**WHAT IS ASKED**
An exact reproduction of the records is required, with all images left out.

**Records contained in a dataset**
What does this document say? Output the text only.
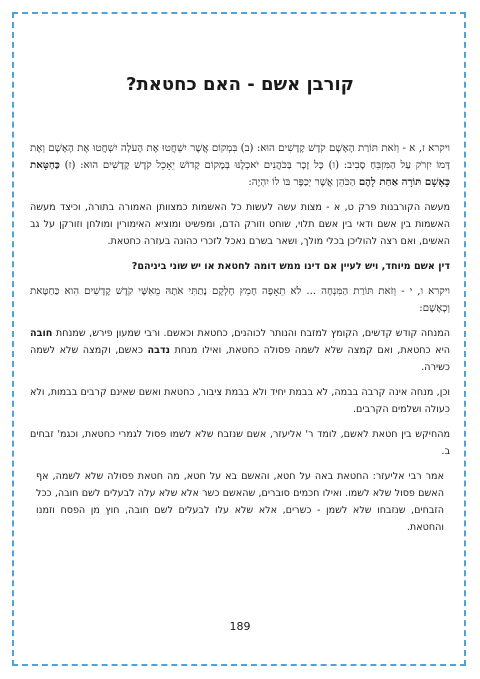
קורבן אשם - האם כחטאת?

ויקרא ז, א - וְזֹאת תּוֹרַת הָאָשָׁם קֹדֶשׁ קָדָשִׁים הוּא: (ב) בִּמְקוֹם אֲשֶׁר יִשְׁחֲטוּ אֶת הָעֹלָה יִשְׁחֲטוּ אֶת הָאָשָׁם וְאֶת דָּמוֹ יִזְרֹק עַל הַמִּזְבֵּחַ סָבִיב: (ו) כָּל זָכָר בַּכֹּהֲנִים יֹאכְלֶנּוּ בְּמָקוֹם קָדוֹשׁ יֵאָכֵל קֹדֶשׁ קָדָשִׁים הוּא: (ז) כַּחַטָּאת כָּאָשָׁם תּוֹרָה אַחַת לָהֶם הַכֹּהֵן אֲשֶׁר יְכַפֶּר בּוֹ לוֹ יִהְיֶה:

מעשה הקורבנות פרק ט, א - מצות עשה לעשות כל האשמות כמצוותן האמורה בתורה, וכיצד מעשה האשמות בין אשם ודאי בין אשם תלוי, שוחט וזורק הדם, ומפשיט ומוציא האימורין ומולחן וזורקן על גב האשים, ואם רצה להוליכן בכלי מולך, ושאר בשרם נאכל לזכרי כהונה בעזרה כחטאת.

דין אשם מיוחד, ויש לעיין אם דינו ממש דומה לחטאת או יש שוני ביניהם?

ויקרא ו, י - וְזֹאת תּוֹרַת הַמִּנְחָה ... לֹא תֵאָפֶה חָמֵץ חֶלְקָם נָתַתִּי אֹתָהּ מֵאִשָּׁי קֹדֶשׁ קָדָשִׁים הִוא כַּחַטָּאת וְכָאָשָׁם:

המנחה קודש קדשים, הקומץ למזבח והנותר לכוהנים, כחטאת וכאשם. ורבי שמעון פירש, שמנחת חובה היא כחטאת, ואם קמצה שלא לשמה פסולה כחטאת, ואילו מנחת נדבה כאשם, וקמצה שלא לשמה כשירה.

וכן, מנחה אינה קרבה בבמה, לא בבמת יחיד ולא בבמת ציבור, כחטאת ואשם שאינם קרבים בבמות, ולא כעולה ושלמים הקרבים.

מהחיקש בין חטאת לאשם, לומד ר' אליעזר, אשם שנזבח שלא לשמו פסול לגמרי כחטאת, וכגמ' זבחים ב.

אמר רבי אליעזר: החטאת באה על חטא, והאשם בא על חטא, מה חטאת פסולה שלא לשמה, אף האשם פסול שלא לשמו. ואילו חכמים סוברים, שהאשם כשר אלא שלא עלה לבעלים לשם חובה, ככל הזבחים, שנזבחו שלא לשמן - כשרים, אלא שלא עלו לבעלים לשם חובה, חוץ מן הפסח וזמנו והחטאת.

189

**ANSWER TO THE TASK**
What does this document say? Output the text only.
קורבן אשם - האם כחטאת?

ויקרא ז, א - וְזֹאת תּוֹרַת הָאָשָׁם קֹדֶשׁ קָדָשִׁים הוּא: (ב) בִּמְקוֹם אֲשֶׁר יִשְׁחֲטוּ אֶת הָעֹלָה יִשְׁחֲטוּ אֶת הָאָשָׁם וְאֶת דָּמוֹ יִזְרֹק עַל הַמִּזְבֵּחַ סָבִיב: (ו) כָּל זָכָר בַּכֹּהֲנִים יֹאכְלֶנּוּ בְּמָקוֹם קָדוֹשׁ יֵאָכֵל קֹדֶשׁ קָדָשִׁים הוּא: (ז) כַּחַטָּאת כָּאָשָׁם תּוֹרָה אַחַת לָהֶם הַכֹּהֵן אֲשֶׁר יְכַפֶּר בּוֹ לוֹ יִהְיֶה:

מעשה הקורבנות פרק ט, א - מצות עשה לעשות כל האשמות כמצוותן האמורה בתורה, וכיצד מעשה האשמות בין אשם ודאי בין אשם תלוי, שוחט וזורק הדם, ומפשיט ומוציא האימורין ומולחן וזורקן על גב האשים, ואם רצה להוליכן בכלי מולך, ושאר בשרם נאכל לזכרי כהונה בעזרה כחטאת.

דין אשם מיוחד, ויש לעיין אם דינו ממש דומה לחטאת או יש שוני ביניהם?

ויקרא ו, י - וְזֹאת תּוֹרַת הַמִּנְחָה ... לֹא תֵאָפֶה חָמֵץ חֶלְקָם נָתַתִּי אֹתָהּ מֵאִשָּׁי קֹדֶשׁ קָדָשִׁים הִוא כַּחַטָּאת וְכָאָשָׁם:

המנחה קודש קדשים, הקומץ למזבח והנותר לכוהנים, כחטאת וכאשם. ורבי שמעון פירש, שמנחת חובה היא כחטאת, ואם קמצה שלא לשמה פסולה כחטאת, ואילו מנחת נדבה כאשם, וקמצה שלא לשמה כשירה.

וכן, מנחה אינה קרבה בבמה, לא בבמת יחיד ולא בבמת ציבור, כחטאת ואשם שאינם קרבים בבמות, ולא כעולה ושלמים הקרבים.

מהחיקש בין חטאת לאשם, לומד ר' אליעזר, אשם שנזבח שלא לשמו פסול לגמרי כחטאת, וכגמ' זבחים ב.

אמר רבי אליעזר: החטאת באה על חטא, והאשם בא על חטא, מה חטאת פסולה שלא לשמה, אף האשם פסול שלא לשמו. ואילו חכמים סוברים, שהאשם כשר אלא שלא עלה לבעלים לשם חובה, ככל הזבחים, שנזבחו שלא לשמן - כשרים, אלא שלא עלו לבעלים לשם חובה, חוץ מן הפסח וזמנו והחטאת.

189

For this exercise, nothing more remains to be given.